___ Dataset content
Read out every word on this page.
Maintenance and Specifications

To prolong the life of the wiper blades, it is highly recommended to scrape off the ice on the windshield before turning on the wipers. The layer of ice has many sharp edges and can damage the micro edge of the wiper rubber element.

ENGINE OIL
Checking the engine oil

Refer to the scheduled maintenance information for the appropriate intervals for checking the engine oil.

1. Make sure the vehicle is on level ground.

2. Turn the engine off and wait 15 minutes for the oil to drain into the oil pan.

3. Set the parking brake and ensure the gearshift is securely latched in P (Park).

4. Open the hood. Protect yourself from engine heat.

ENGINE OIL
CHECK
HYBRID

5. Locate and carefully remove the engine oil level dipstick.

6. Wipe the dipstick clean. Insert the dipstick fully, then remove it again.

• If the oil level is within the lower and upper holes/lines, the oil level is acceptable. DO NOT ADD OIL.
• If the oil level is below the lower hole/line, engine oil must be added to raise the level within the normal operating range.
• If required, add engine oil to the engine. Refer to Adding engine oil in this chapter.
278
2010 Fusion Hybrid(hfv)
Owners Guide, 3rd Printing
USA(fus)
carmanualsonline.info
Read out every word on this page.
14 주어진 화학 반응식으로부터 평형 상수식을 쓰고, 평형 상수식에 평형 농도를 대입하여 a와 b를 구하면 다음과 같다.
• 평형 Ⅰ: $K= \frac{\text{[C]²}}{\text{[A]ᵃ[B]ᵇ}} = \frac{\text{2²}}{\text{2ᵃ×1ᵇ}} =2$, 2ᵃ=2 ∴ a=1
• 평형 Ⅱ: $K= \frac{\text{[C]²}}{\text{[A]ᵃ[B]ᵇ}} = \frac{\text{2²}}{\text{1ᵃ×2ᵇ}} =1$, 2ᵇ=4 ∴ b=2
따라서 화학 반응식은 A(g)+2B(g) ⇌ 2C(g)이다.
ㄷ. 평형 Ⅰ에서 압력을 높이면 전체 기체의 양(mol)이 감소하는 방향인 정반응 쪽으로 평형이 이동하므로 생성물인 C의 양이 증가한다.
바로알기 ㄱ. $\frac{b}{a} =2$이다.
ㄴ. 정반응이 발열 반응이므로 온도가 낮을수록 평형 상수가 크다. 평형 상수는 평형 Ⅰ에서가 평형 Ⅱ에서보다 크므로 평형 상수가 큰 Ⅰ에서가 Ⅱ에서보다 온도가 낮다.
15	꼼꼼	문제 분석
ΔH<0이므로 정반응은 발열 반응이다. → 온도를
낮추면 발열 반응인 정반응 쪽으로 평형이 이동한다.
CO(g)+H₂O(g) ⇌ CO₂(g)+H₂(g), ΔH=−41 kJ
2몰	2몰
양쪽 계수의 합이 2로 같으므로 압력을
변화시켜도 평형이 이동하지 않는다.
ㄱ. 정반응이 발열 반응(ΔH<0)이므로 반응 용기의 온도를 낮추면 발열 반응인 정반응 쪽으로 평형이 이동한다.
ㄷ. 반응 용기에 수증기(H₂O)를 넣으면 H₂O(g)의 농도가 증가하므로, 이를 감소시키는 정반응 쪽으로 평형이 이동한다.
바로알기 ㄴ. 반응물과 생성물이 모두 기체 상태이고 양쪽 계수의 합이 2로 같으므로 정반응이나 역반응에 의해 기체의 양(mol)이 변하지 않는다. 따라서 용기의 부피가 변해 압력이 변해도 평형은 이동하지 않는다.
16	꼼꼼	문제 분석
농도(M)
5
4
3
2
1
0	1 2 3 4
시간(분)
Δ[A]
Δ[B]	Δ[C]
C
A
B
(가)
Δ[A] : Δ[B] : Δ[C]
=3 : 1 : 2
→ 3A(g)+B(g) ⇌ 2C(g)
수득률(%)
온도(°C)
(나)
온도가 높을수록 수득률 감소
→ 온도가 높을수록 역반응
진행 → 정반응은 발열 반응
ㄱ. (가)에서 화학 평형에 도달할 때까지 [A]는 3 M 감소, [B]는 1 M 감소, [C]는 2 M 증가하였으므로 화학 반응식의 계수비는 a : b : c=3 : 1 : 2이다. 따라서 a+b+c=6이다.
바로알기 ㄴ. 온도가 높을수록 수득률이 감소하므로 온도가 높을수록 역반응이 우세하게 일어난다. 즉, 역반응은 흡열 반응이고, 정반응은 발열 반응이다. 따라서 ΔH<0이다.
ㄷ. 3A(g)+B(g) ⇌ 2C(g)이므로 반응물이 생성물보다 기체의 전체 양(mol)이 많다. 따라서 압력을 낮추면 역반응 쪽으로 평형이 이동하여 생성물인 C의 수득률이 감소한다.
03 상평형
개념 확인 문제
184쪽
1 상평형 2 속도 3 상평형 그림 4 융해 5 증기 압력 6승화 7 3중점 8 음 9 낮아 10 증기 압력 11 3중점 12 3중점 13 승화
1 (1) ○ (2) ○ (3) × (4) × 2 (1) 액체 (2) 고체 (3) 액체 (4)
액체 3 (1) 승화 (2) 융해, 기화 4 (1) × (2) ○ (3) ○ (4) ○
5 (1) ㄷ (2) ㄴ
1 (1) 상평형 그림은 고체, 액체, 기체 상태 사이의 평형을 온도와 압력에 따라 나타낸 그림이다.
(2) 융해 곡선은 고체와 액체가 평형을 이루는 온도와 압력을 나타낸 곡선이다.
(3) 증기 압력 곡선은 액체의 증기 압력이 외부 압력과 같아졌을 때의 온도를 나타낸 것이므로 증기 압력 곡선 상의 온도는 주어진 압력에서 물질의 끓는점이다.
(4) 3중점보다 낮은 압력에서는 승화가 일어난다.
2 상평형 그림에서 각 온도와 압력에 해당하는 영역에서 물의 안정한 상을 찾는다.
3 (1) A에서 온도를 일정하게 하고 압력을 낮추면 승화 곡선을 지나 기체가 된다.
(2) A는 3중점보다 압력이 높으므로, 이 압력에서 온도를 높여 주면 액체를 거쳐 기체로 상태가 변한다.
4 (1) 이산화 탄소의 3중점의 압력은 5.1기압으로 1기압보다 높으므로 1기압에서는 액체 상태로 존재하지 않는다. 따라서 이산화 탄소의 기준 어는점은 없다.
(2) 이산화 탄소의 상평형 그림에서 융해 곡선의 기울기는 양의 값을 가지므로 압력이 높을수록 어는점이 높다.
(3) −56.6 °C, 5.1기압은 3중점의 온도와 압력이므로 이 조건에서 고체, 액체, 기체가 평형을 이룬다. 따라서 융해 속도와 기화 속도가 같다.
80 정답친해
______
Task:
Restate every record exactly, leaving nothing out.

Solution to this problem:
Read out every word on this page.
Maintenance and Specifications

To prolong the life of the wiper blades, it is highly recommended to scrape off the ice on the windshield before turning on the wipers. The layer of ice has many sharp edges and can damage the micro edge of the wiper rubber element.

ENGINE OIL
Checking the engine oil

Refer to the scheduled maintenance information for the appropriate intervals for checking the engine oil.

1. Make sure the vehicle is on level ground.

2. Turn the engine off and wait 15 minutes for the oil to drain into the oil pan.

3. Set the parking brake and ensure the gearshift is securely latched in P (Park).

4. Open the hood. Protect yourself from engine heat.

ENGINE OIL
CHECK
HYBRID

5. Locate and carefully remove the engine oil level dipstick.

6. Wipe the dipstick clean. Insert the dipstick fully, then remove it again.

• If the oil level is within the lower and upper holes/lines, the oil level is acceptable. DO NOT ADD OIL.
• If the oil level is below the lower hole/line, engine oil must be added to raise the level within the normal operating range.
• If required, add engine oil to the engine. Refer to Adding engine oil in this chapter.
278
2010 Fusion Hybrid(hfv)
Owners Guide, 3rd Printing
USA(fus)
carmanualsonline.info
Read out every word on this page.
14 주어진 화학 반응식으로부터 평형 상수식을 쓰고, 평형 상수식에 평형 농도를 대입하여 a와 b를 구하면 다음과 같다.
• 평형 Ⅰ: $K= \frac{\text{[C]²}}{\text{[A]ᵃ[B]ᵇ}} = \frac{\text{2²}}{\text{2ᵃ×1ᵇ}} =2$, 2ᵃ=2 ∴ a=1
• 평형 Ⅱ: $K= \frac{\text{[C]²}}{\text{[A]ᵃ[B]ᵇ}} = \frac{\text{2²}}{\text{1ᵃ×2ᵇ}} =1$, 2ᵇ=4 ∴ b=2
따라서 화학 반응식은 A(g)+2B(g) ⇌ 2C(g)이다.
ㄷ. 평형 Ⅰ에서 압력을 높이면 전체 기체의 양(mol)이 감소하는 방향인 정반응 쪽으로 평형이 이동하므로 생성물인 C의 양이 증가한다.
바로알기 ㄱ. $\frac{b}{a} =2$이다.
ㄴ. 정반응이 발열 반응이므로 온도가 낮을수록 평형 상수가 크다. 평형 상수는 평형 Ⅰ에서가 평형 Ⅱ에서보다 크므로 평형 상수가 큰 Ⅰ에서가 Ⅱ에서보다 온도가 낮다.
15	꼼꼼	문제 분석
ΔH<0이므로 정반응은 발열 반응이다. → 온도를
낮추면 발열 반응인 정반응 쪽으로 평형이 이동한다.
CO(g)+H₂O(g) ⇌ CO₂(g)+H₂(g), ΔH=−41 kJ
2몰	2몰
양쪽 계수의 합이 2로 같으므로 압력을
변화시켜도 평형이 이동하지 않는다.
ㄱ. 정반응이 발열 반응(ΔH<0)이므로 반응 용기의 온도를 낮추면 발열 반응인 정반응 쪽으로 평형이 이동한다.
ㄷ. 반응 용기에 수증기(H₂O)를 넣으면 H₂O(g)의 농도가 증가하므로, 이를 감소시키는 정반응 쪽으로 평형이 이동한다.
바로알기 ㄴ. 반응물과 생성물이 모두 기체 상태이고 양쪽 계수의 합이 2로 같으므로 정반응이나 역반응에 의해 기체의 양(mol)이 변하지 않는다. 따라서 용기의 부피가 변해 압력이 변해도 평형은 이동하지 않는다.
16	꼼꼼	문제 분석
농도(M)
5
4
3
2
1
0	1 2 3 4
시간(분)
Δ[A]
Δ[B]	Δ[C]
C
A
B
(가)
Δ[A] : Δ[B] : Δ[C]
=3 : 1 : 2
→ 3A(g)+B(g) ⇌ 2C(g)
수득률(%)
온도(°C)
(나)
온도가 높을수록 수득률 감소
→ 온도가 높을수록 역반응
진행 → 정반응은 발열 반응
ㄱ. (가)에서 화학 평형에 도달할 때까지 [A]는 3 M 감소, [B]는 1 M 감소, [C]는 2 M 증가하였으므로 화학 반응식의 계수비는 a : b : c=3 : 1 : 2이다. 따라서 a+b+c=6이다.
바로알기 ㄴ. 온도가 높을수록 수득률이 감소하므로 온도가 높을수록 역반응이 우세하게 일어난다. 즉, 역반응은 흡열 반응이고, 정반응은 발열 반응이다. 따라서 ΔH<0이다.
ㄷ. 3A(g)+B(g) ⇌ 2C(g)이므로 반응물이 생성물보다 기체의 전체 양(mol)이 많다. 따라서 압력을 낮추면 역반응 쪽으로 평형이 이동하여 생성물인 C의 수득률이 감소한다.
03 상평형
개념 확인 문제
184쪽
1 상평형 2 속도 3 상평형 그림 4 융해 5 증기 압력 6승화 7 3중점 8 음 9 낮아 10 증기 압력 11 3중점 12 3중점 13 승화
1 (1) ○ (2) ○ (3) × (4) × 2 (1) 액체 (2) 고체 (3) 액체 (4)
액체 3 (1) 승화 (2) 융해, 기화 4 (1) × (2) ○ (3) ○ (4) ○
5 (1) ㄷ (2) ㄴ
1 (1) 상평형 그림은 고체, 액체, 기체 상태 사이의 평형을 온도와 압력에 따라 나타낸 그림이다.
(2) 융해 곡선은 고체와 액체가 평형을 이루는 온도와 압력을 나타낸 곡선이다.
(3) 증기 압력 곡선은 액체의 증기 압력이 외부 압력과 같아졌을 때의 온도를 나타낸 것이므로 증기 압력 곡선 상의 온도는 주어진 압력에서 물질의 끓는점이다.
(4) 3중점보다 낮은 압력에서는 승화가 일어난다.
2 상평형 그림에서 각 온도와 압력에 해당하는 영역에서 물의 안정한 상을 찾는다.
3 (1) A에서 온도를 일정하게 하고 압력을 낮추면 승화 곡선을 지나 기체가 된다.
(2) A는 3중점보다 압력이 높으므로, 이 압력에서 온도를 높여 주면 액체를 거쳐 기체로 상태가 변한다.
4 (1) 이산화 탄소의 3중점의 압력은 5.1기압으로 1기압보다 높으므로 1기압에서는 액체 상태로 존재하지 않는다. 따라서 이산화 탄소의 기준 어는점은 없다.
(2) 이산화 탄소의 상평형 그림에서 융해 곡선의 기울기는 양의 값을 가지므로 압력이 높을수록 어는점이 높다.
(3) −56.6 °C, 5.1기압은 3중점의 온도와 압력이므로 이 조건에서 고체, 액체, 기체가 평형을 이룬다. 따라서 융해 속도와 기화 속도가 같다.
80 정답친해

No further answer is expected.